===== Data lines
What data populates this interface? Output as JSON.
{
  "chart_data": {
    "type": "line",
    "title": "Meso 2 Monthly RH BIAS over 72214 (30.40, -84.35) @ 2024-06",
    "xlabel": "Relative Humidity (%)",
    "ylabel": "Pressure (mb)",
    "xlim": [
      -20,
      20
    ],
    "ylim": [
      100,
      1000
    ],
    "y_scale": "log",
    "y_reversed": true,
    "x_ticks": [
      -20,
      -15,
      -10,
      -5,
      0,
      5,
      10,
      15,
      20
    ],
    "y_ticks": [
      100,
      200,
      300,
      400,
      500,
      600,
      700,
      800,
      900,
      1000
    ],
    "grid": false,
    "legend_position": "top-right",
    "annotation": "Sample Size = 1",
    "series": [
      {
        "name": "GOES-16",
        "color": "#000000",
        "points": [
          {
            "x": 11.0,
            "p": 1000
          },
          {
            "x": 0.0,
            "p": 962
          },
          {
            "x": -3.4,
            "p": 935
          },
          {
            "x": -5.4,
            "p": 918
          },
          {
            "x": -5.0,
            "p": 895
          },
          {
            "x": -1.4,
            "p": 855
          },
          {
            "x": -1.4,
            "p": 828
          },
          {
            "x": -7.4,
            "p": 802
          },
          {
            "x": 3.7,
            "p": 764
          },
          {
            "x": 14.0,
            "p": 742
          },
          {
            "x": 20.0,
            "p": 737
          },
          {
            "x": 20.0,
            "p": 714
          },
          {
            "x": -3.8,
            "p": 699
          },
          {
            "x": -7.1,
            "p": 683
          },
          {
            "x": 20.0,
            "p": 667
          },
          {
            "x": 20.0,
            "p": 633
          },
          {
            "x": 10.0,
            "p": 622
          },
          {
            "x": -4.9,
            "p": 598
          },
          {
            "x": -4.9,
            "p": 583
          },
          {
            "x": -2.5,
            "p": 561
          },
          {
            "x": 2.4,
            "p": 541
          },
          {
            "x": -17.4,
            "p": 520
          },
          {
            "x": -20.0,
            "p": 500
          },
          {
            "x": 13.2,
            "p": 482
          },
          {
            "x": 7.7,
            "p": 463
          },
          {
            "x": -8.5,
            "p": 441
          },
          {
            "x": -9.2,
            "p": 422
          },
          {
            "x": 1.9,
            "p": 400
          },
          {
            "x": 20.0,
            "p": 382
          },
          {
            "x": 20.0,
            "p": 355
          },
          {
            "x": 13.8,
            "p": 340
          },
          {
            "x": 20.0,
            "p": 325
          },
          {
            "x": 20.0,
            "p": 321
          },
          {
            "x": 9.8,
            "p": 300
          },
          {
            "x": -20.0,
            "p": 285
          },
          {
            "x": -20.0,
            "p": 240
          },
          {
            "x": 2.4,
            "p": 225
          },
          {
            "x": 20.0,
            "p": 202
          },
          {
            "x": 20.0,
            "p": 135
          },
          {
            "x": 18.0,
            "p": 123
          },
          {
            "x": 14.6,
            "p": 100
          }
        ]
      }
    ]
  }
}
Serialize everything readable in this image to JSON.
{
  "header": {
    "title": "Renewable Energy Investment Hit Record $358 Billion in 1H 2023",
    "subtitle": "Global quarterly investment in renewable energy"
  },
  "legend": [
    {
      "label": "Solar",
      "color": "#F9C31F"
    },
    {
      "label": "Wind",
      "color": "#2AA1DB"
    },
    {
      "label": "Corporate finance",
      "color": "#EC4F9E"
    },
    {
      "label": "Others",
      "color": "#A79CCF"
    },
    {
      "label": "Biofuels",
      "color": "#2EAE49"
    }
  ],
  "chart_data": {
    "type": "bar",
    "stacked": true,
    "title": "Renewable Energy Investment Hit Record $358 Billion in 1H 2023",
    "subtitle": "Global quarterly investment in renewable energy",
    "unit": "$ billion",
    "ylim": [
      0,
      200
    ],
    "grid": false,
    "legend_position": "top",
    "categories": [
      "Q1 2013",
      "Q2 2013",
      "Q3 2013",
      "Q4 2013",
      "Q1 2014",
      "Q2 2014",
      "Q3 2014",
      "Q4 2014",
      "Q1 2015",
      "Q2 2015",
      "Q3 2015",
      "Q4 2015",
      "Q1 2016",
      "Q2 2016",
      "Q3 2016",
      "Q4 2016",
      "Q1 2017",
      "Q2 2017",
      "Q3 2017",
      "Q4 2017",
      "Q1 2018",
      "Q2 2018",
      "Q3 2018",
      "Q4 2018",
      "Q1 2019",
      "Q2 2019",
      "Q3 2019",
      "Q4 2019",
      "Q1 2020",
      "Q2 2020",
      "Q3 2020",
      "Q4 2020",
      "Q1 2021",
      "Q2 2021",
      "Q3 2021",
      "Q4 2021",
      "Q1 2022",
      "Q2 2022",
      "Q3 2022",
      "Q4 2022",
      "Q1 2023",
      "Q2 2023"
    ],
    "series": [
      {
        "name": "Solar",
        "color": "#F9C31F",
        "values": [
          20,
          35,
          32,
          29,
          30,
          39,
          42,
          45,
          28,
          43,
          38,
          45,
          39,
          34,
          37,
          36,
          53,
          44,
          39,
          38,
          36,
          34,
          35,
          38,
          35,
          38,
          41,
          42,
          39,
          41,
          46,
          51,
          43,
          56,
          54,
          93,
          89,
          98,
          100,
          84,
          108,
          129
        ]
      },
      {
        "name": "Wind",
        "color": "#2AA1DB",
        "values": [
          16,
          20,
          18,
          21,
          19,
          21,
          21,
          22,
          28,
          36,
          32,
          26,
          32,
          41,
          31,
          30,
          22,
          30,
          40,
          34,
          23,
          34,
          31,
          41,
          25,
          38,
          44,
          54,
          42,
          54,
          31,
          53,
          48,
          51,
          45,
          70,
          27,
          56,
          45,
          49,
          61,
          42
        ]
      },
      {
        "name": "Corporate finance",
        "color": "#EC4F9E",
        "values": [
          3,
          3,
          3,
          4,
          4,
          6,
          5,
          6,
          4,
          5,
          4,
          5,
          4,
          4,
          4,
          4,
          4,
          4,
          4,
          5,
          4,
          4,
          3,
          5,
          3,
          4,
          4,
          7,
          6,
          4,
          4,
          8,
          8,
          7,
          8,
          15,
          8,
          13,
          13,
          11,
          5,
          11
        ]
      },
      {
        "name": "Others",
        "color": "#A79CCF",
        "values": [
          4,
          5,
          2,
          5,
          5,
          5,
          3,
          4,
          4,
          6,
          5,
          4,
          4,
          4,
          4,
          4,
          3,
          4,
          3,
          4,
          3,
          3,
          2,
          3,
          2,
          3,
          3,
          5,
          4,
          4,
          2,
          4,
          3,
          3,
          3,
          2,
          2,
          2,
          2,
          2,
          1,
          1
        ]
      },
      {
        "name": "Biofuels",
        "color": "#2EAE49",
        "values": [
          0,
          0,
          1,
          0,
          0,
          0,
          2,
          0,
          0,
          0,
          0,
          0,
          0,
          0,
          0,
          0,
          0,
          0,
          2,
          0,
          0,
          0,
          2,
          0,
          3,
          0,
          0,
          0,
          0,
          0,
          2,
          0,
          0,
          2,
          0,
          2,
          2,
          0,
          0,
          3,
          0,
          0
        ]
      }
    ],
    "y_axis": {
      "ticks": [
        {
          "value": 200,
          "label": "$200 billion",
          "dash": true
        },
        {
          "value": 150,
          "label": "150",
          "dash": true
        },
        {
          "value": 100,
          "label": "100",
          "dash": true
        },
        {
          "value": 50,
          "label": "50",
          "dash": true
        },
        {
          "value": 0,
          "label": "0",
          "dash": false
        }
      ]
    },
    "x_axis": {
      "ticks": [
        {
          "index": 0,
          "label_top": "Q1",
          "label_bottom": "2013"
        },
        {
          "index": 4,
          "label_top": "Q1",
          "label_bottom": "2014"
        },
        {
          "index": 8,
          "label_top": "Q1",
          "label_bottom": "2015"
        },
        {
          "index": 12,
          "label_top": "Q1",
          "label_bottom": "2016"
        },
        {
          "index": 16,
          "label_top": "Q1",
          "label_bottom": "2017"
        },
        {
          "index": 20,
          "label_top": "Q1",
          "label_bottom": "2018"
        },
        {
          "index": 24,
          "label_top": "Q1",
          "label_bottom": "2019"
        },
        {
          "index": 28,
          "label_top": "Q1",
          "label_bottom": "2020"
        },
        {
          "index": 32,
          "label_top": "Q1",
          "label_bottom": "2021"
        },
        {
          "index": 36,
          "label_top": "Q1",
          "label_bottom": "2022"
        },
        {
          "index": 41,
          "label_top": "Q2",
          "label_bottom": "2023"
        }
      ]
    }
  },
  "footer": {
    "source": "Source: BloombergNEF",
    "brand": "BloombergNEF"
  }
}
==========
**Instruction:**
In the entries above, find each line with the string "Corporate" and copy it.

**Answer to this task:**
      "label": "Corporate finance",
        "name": "Corporate finance",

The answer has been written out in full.